>> Begin SOURCE MATERIAL
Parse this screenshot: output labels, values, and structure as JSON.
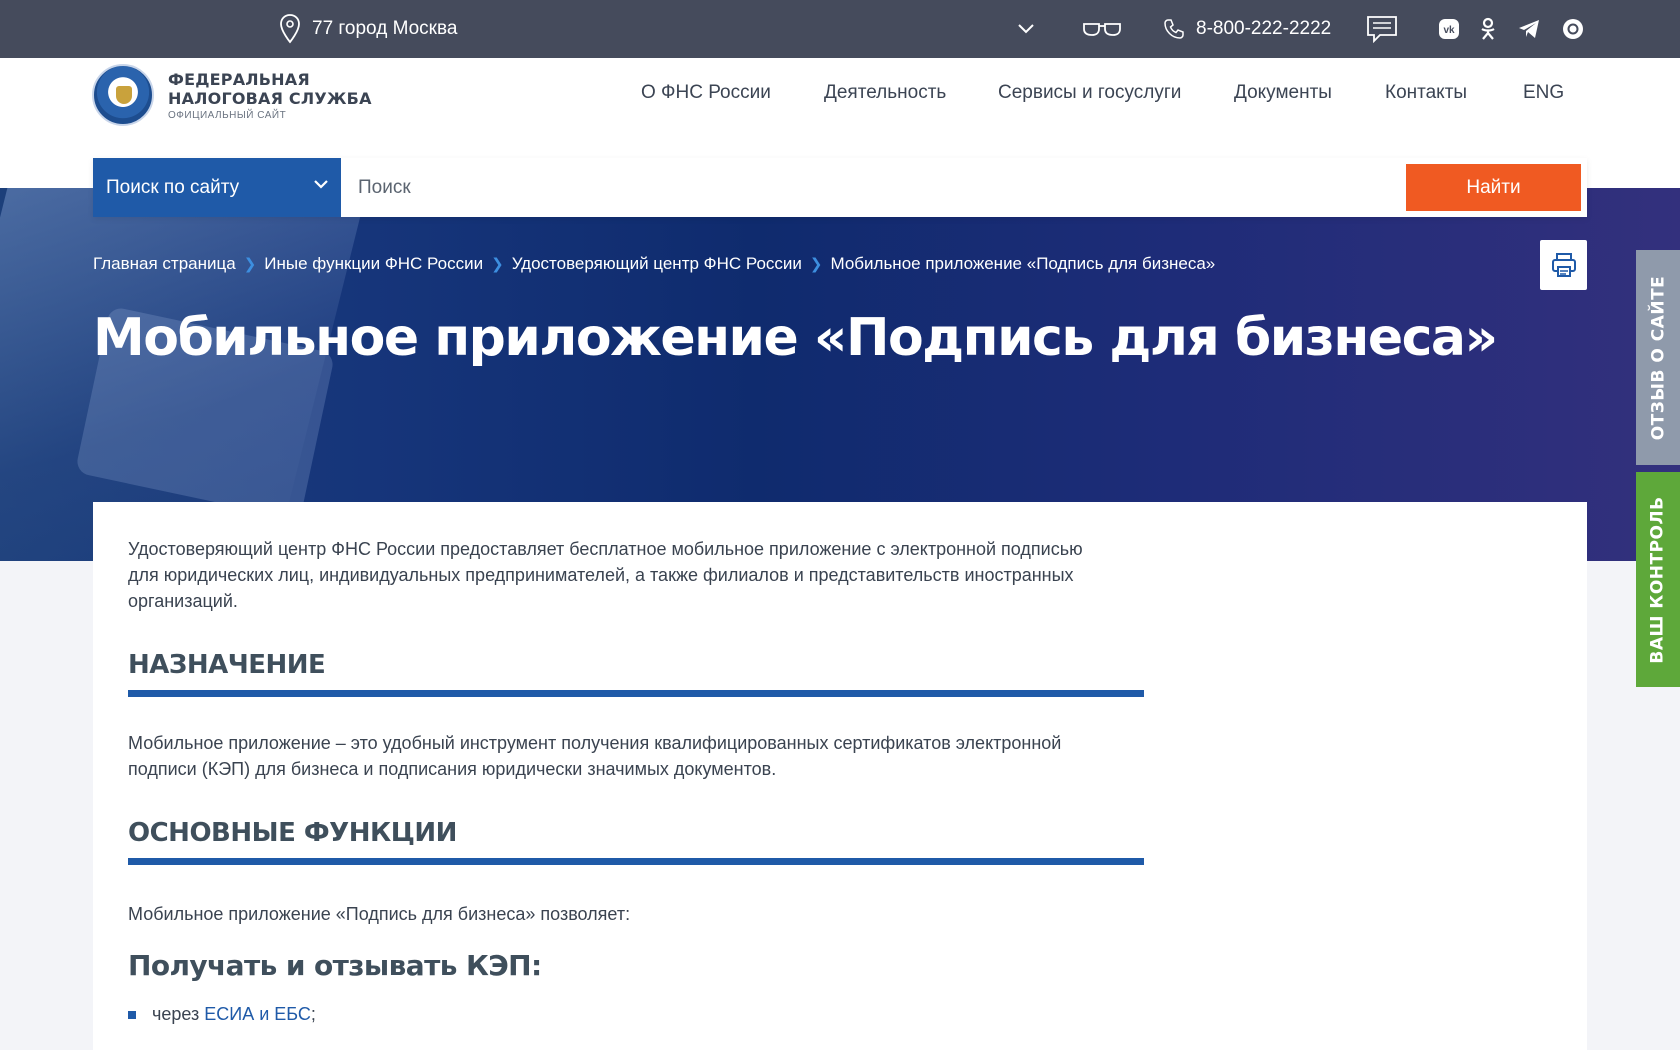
{
  "topbar": {
    "location": "77 город Москва",
    "phone": "8-800-222-2222",
    "icons": [
      "location-pin-icon",
      "chevron-down-icon",
      "glasses-icon",
      "phone-icon",
      "chat-icon",
      "vk-icon",
      "odnoklassniki-icon",
      "telegram-icon",
      "max-icon"
    ]
  },
  "logo": {
    "line1": "ФЕДЕРАЛЬНАЯ",
    "line2": "НАЛОГОВАЯ СЛУЖБА",
    "line3": "ОФИЦИАЛЬНЫЙ САЙТ"
  },
  "nav": {
    "items": [
      "О ФНС России",
      "Деятельность",
      "Сервисы и госуслуги",
      "Документы",
      "Контакты",
      "ENG"
    ]
  },
  "search": {
    "scope": "Поиск по сайту",
    "placeholder": "Поиск",
    "button": "Найти"
  },
  "breadcrumb": [
    "Главная страница",
    "Иные функции ФНС России",
    "Удостоверяющий центр ФНС России",
    "Мобильное приложение «Подпись для бизнеса»"
  ],
  "page": {
    "title": "Мобильное приложение «Подпись для бизнеса»"
  },
  "content": {
    "intro_line1": "Удостоверяющий центр ФНС России предоставляет бесплатное мобильное приложение с электронной подписью",
    "intro_line2": "для юридических лиц, индивидуальных предпринимателей, а также филиалов и представительств иностранных",
    "intro_line3": "организаций.",
    "h_purpose": "НАЗНАЧЕНИЕ",
    "purpose_line1": "Мобильное приложение – это удобный инструмент получения квалифицированных сертификатов электронной",
    "purpose_line2": "подписи (КЭП) для бизнеса и подписания юридически значимых документов.",
    "h_functions": "ОСНОВНЫЕ ФУНКЦИИ",
    "functions_intro": "Мобильное приложение «Подпись для бизнеса» позволяет:",
    "h_get": "Получать и отзывать КЭП:",
    "li1_prefix": "через",
    "li1_link": "ЕСИА и ЕБС",
    "li1_suffix": ";"
  },
  "side_tabs": {
    "feedback": "ОТЗЫВ О САЙТЕ",
    "control": "ВАШ КОНТРОЛЬ"
  },
  "colors": {
    "topbar": "#454b5c",
    "brand_blue": "#1f5aa8",
    "search_button": "#f05a22",
    "feedback_tab": "#8f9aab",
    "control_tab": "#5ea83a"
  }
}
>> End SOURCE MATERIAL
YOUR GOAL
Exclude the pictures and repeat every other part of the records word for word.

WRITTEN SOLUTION
Parse this screenshot: output labels, values, and structure as JSON.
{
  "topbar": {
    "location": "77 город Москва",
    "phone": "8-800-222-2222",
    "icons": [
      "location-pin-icon",
      "chevron-down-icon",
      "glasses-icon",
      "phone-icon",
      "chat-icon",
      "vk-icon",
      "odnoklassniki-icon",
      "telegram-icon",
      "max-icon"
    ]
  },
  "logo": {
    "line1": "ФЕДЕРАЛЬНАЯ",
    "line2": "НАЛОГОВАЯ СЛУЖБА",
    "line3": "ОФИЦИАЛЬНЫЙ САЙТ"
  },
  "nav": {
    "items": [
      "О ФНС России",
      "Деятельность",
      "Сервисы и госуслуги",
      "Документы",
      "Контакты",
      "ENG"
    ]
  },
  "search": {
    "scope": "Поиск по сайту",
    "placeholder": "Поиск",
    "button": "Найти"
  },
  "breadcrumb": [
    "Главная страница",
    "Иные функции ФНС России",
    "Удостоверяющий центр ФНС России",
    "Мобильное приложение «Подпись для бизнеса»"
  ],
  "page": {
    "title": "Мобильное приложение «Подпись для бизнеса»"
  },
  "content": {
    "intro_line1": "Удостоверяющий центр ФНС России предоставляет бесплатное мобильное приложение с электронной подписью",
    "intro_line2": "для юридических лиц, индивидуальных предпринимателей, а также филиалов и представительств иностранных",
    "intro_line3": "организаций.",
    "h_purpose": "НАЗНАЧЕНИЕ",
    "purpose_line1": "Мобильное приложение – это удобный инструмент получения квалифицированных сертификатов электронной",
    "purpose_line2": "подписи (КЭП) для бизнеса и подписания юридически значимых документов.",
    "h_functions": "ОСНОВНЫЕ ФУНКЦИИ",
    "functions_intro": "Мобильное приложение «Подпись для бизнеса» позволяет:",
    "h_get": "Получать и отзывать КЭП:",
    "li1_prefix": "через",
    "li1_link": "ЕСИА и ЕБС",
    "li1_suffix": ";"
  },
  "side_tabs": {
    "feedback": "ОТЗЫВ О САЙТЕ",
    "control": "ВАШ КОНТРОЛЬ"
  },
  "colors": {
    "topbar": "#454b5c",
    "brand_blue": "#1f5aa8",
    "search_button": "#f05a22",
    "feedback_tab": "#8f9aab",
    "control_tab": "#5ea83a"
  }
}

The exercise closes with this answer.